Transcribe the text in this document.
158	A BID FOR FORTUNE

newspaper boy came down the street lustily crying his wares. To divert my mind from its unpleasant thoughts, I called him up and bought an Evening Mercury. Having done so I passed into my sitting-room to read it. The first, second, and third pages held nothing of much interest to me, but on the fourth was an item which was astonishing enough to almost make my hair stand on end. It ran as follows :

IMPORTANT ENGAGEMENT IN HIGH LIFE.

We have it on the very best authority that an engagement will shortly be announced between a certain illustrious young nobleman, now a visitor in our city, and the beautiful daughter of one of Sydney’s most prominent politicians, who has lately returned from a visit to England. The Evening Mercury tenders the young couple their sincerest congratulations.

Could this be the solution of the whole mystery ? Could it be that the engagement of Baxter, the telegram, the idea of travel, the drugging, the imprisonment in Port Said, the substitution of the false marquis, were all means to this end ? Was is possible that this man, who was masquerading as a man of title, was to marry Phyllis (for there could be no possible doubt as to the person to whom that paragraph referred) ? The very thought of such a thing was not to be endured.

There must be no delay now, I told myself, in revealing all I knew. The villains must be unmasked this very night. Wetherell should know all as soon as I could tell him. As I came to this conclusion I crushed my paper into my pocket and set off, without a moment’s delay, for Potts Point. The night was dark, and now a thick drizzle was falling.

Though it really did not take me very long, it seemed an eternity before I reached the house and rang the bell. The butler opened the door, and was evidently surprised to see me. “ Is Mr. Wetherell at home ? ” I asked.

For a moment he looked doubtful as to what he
□ □ □ □
### PROBLEM DESCRIPTION
Extract the listing in its entirety and repeat it exactly.

### RESULT OF THIS TASK
Transcribe the text in this document.
158	A BID FOR FORTUNE

newspaper boy came down the street lustily crying his wares. To divert my mind from its unpleasant thoughts, I called him up and bought an Evening Mercury. Having done so I passed into my sitting-room to read it. The first, second, and third pages held nothing of much interest to me, but on the fourth was an item which was astonishing enough to almost make my hair stand on end. It ran as follows :

IMPORTANT ENGAGEMENT IN HIGH LIFE.

We have it on the very best authority that an engagement will shortly be announced between a certain illustrious young nobleman, now a visitor in our city, and the beautiful daughter of one of Sydney’s most prominent politicians, who has lately returned from a visit to England. The Evening Mercury tenders the young couple their sincerest congratulations.

Could this be the solution of the whole mystery ? Could it be that the engagement of Baxter, the telegram, the idea of travel, the drugging, the imprisonment in Port Said, the substitution of the false marquis, were all means to this end ? Was is possible that this man, who was masquerading as a man of title, was to marry Phyllis (for there could be no possible doubt as to the person to whom that paragraph referred) ? The very thought of such a thing was not to be endured.

There must be no delay now, I told myself, in revealing all I knew. The villains must be unmasked this very night. Wetherell should know all as soon as I could tell him. As I came to this conclusion I crushed my paper into my pocket and set off, without a moment’s delay, for Potts Point. The night was dark, and now a thick drizzle was falling.

Though it really did not take me very long, it seemed an eternity before I reached the house and rang the bell. The butler opened the door, and was evidently surprised to see me. “ Is Mr. Wetherell at home ? ” I asked.

For a moment he looked doubtful as to what he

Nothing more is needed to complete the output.